▶ **WHAT YOU NEED TO DO**
A) Answer these questions using the passage below about The Watch television series.
(i) Who provides the voice of Death?
(ii) On what date did the series premiere?
(iii) What phrase did Narrativia use to describe the series in 2018?
B) Decide whether each statement agrees with the passage below about The Watch television series.
(i) BBC Studios developed the series for BBC America.
(ii) Anna Chancellor plays Lady Sybil Ramkin.
(iii) Pratchett founded Narrativia in 2012.
C) Go on with the passage below about The Watch television series from its last sentence.

▶ **READING PASSAGE**

--- BEGIN ---

The Watch is a fantasy police procedural television programme inspired by the Ankh-Morpork City Watch from the Discworld series of fantasy novels by Terry Pratchett. The series, developed by BBC Studios for BBC America, premiered on 3 January 2021 and was released on BBC iPlayer on 1 July 2021.

Setting and plot

The series is inspired by the Ankh-Morpork City Watch from the Discworld series of fantasy novels by Terry Pratchett. Set in the fictional Discworld's principal city of Ankh-Morpork, The Watch was described by Terry Pratchett in 2012 as a "Pratchett-style CSI"; it was to have an episodic storyline, following the format of a "crime of the week" as tackled by the city's police force under the command of Sam Vimes. In 2018, Narrativia described it as a "punk rock thriller".

Cast 

Sam Adewunmi as Carcer Dun
Matt Berry as voice of Wayne, a sword
Anna Chancellor as Lord Vetinari
Marama Corlett as Corporal Angua von Überwald, of the City Watch
Richard Dormer as Captain Sam Vimes, of the City Watch
James Fleet as the Archchancellor of Unseen University
Adam Hugill as Constable Carrot Ironfoundersson, newest member of the  City Watch
Ralph Ineson as the voice of Sergeant Detritus, of the City Watch
Hakeem Kae-Kazim as Captain John Keel
Paul Kaye as Inigo Skimmer
Joni Ayton-Kent as Corporal Cheery Littlebottom, Forensic officer of the City Watch
Ruth Madeley as Throat
Bianca Simone Mannie as Wonse
Ingrid Oliver as Doctor Cruces
Wendell Pierce as voice of Death
Lara Rossi as Lady Sybil Ramkin
Joe Vaz as Urdo van Pew

Episodes

Production

Development
The Watch was announced in 2011 as under development by Prime Focus Productions, which previously created three two-part television adaptations of Discworld novels. It was later reported to be produced by Pratchett's own TV production company, Narrativia, which he founded in 2012 and which was led by Rod Brown, the erstwhile head of Prime Focus. In 2012, the series was variously reported to be written – under Pratchett's oversight – by either Terry Jones and Gavin Scott, or by Guy Burt, and to have a budget of either £13 to £15 million, or £26 million, for its projected run of thirteen 60-minute episodes, with Pratchett's daughter Rhianna as co-writer. In October 2016, after Pratchett's death, Rhianna Pratchett said in an interview that the project was still ongoing, but in 2019, announced she had not been involved in the project "for many years".

--- END ---

Stored dataset items
--- BEGIN ---

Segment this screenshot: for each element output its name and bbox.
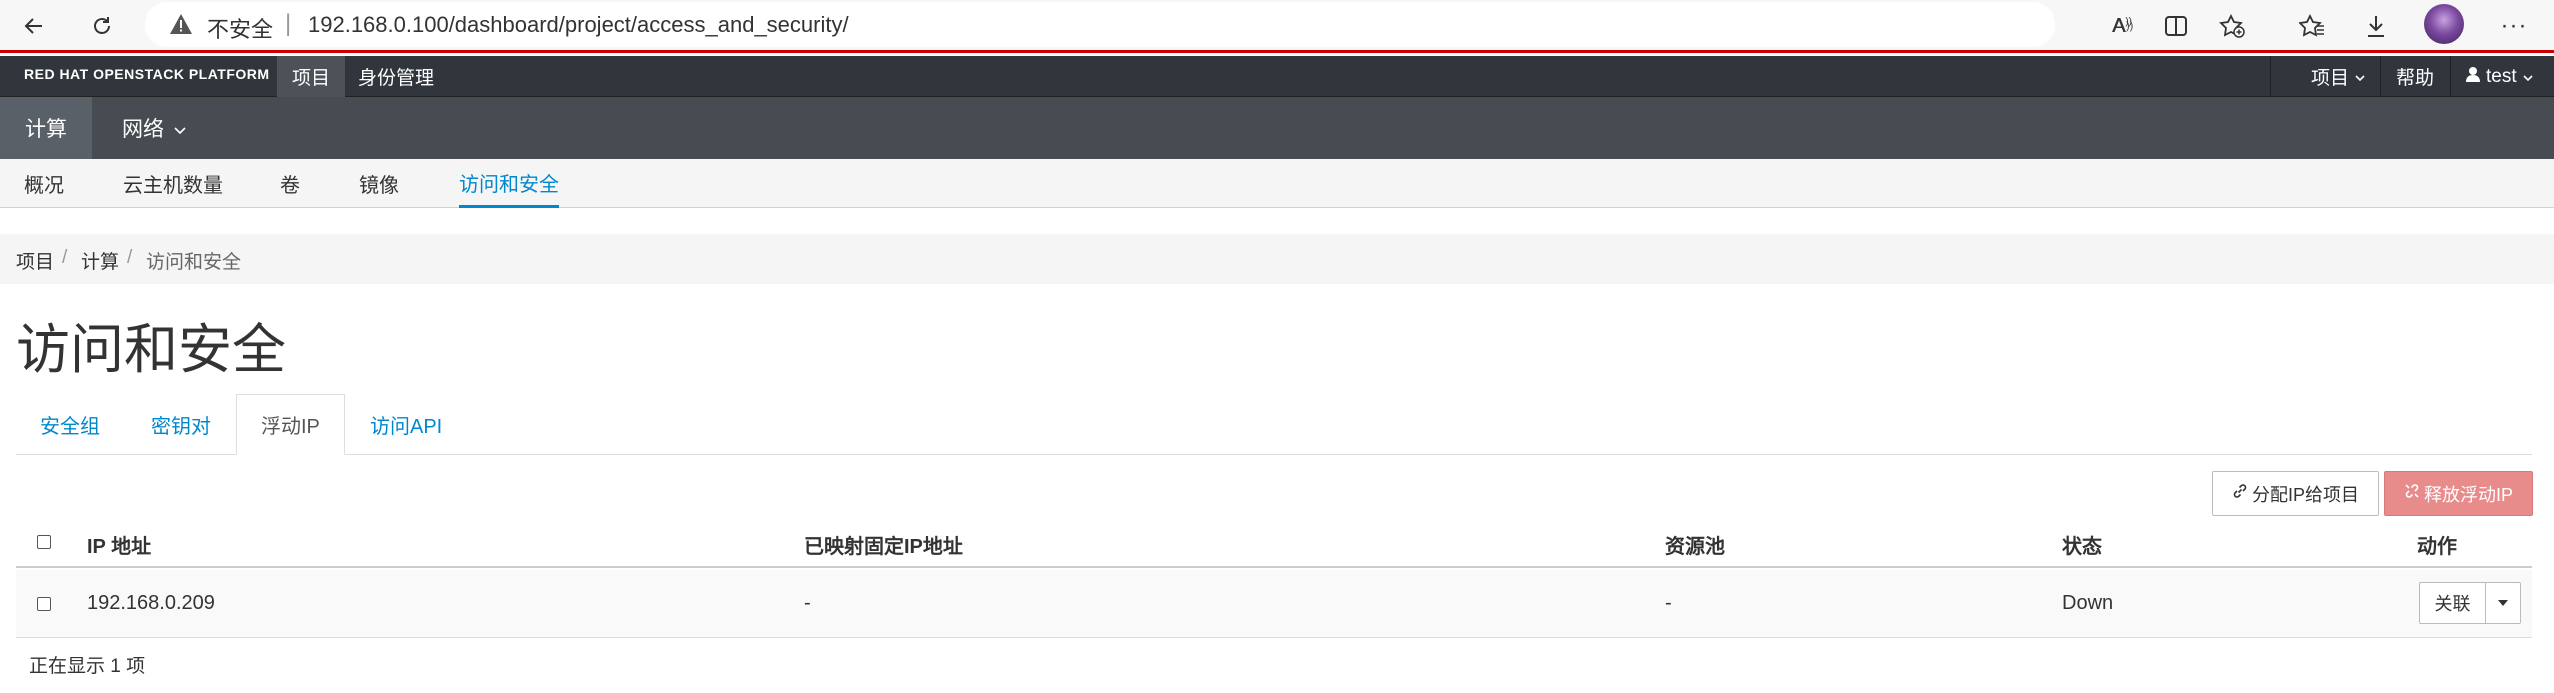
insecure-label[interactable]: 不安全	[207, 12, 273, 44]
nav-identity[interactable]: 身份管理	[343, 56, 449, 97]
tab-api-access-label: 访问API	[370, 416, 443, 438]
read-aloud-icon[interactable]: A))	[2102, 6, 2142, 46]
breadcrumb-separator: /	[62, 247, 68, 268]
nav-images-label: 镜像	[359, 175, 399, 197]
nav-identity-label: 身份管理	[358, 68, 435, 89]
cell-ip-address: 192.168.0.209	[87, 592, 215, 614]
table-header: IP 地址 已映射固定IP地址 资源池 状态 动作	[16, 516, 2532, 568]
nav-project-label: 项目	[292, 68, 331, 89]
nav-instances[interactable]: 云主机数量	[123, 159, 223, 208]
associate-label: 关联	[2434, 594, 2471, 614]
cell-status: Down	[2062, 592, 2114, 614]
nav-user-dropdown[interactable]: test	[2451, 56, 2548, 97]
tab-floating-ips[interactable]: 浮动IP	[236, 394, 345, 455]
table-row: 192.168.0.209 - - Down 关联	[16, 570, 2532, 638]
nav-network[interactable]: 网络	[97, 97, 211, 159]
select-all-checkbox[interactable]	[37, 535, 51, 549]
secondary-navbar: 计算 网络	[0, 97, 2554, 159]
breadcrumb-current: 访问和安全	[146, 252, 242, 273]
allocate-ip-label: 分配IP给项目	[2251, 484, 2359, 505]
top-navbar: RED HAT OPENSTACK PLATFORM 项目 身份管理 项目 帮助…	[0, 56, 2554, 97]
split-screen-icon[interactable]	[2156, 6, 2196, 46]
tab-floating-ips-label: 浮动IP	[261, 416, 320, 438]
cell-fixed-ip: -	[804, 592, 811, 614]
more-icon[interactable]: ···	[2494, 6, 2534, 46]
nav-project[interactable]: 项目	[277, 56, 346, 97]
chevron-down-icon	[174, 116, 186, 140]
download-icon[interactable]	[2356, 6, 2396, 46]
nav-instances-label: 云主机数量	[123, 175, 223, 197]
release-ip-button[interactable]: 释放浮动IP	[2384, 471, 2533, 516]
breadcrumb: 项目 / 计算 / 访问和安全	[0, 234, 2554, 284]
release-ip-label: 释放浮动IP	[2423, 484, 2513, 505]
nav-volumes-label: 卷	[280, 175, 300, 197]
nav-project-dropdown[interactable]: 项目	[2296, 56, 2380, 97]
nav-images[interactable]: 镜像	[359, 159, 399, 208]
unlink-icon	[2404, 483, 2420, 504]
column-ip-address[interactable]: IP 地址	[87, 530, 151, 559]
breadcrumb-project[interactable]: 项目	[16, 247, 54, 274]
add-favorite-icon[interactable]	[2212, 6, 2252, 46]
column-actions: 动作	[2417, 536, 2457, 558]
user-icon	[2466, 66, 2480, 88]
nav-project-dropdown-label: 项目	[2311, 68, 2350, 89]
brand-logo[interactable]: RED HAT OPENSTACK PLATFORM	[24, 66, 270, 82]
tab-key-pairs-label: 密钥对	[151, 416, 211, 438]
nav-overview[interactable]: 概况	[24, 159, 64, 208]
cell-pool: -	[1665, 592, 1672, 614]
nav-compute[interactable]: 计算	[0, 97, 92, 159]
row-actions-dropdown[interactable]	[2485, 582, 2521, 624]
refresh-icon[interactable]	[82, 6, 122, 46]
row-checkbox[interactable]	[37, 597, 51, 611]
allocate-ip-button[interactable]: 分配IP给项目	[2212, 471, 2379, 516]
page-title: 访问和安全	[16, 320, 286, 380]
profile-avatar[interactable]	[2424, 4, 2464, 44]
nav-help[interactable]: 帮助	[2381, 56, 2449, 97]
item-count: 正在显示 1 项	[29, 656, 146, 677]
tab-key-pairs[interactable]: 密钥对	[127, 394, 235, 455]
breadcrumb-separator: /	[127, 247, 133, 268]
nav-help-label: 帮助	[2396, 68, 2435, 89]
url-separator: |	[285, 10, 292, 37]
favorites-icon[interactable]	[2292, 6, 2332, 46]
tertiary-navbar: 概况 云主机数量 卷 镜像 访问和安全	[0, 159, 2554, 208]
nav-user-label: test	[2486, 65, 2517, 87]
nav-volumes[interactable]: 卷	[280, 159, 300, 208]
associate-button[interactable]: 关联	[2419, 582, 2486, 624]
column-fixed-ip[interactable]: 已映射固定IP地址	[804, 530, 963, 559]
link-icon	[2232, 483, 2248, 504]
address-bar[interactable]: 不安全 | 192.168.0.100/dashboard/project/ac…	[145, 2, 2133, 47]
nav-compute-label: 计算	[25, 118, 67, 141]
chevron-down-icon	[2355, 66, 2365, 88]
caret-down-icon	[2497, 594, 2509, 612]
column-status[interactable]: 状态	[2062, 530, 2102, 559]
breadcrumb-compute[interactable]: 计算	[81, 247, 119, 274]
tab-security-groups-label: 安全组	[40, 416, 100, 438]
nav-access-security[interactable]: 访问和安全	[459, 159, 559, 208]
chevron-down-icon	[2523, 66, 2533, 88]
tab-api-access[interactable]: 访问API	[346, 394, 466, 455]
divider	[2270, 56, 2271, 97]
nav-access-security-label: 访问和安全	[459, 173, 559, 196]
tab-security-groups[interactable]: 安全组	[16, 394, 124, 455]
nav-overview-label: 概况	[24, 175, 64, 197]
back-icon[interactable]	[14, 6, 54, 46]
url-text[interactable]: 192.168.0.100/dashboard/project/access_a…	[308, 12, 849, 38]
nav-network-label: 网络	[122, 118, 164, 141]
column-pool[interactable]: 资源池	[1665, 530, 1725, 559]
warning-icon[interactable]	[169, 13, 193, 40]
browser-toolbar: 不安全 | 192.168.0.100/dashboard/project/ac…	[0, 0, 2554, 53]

--- END ---

▶ **EXERCISE RESPONSES**
A)
(i) Wendell Pierce
(ii) 3 January 2021
(iii) "punk rock thriller"

B)
(i) Yes: "The series, developed by BBC Studios for BBC America"
(ii) No: "Anna Chancellor as Lord Vetinari" and "Lara Rossi as Lady Sybil Ramkin"
(iii) Yes: "Narrativia, which he founded in 2012"

C)
In March 2018, Deadline Hollywood reported that BBC Studios was developing The Watch as a six-part series and as the basis of a "returnable franchise".  On 30 October 2018, BBC America announced that it had ordered an eight-episode series of The Watch written by Simon Allen together with Joy Wilkinson, Catherine Tregenna, Amrou Al-Khadi and Ed Hime. Hilary Simon and Phil Collinson were the executive producers; the director was Craig Viveiros. Narrativia retained an executive producer credit but was not involved creatively. The series premiered on 3 January 2021.

Casting 
Richard Dormer was cast in the role of Sam Vimes in September 2019. Adam Hugill, Jo Eaton-Kent, Marama Corlett, Lara Rossi, and Sam Adewunmi also joined the cast the same day. The next month, Anna Chancellor and James Fleet joined the cast, as Lord Vetinari and the Archchancellor of Unseen University, respectively, as well as Ingrid Oliver as Doctor Cruces and Ruth Madeley as Throat. In 2019, the series announced it would be recasting several major male characters as women. Joe Vaz was later cast as Urdo van Pew.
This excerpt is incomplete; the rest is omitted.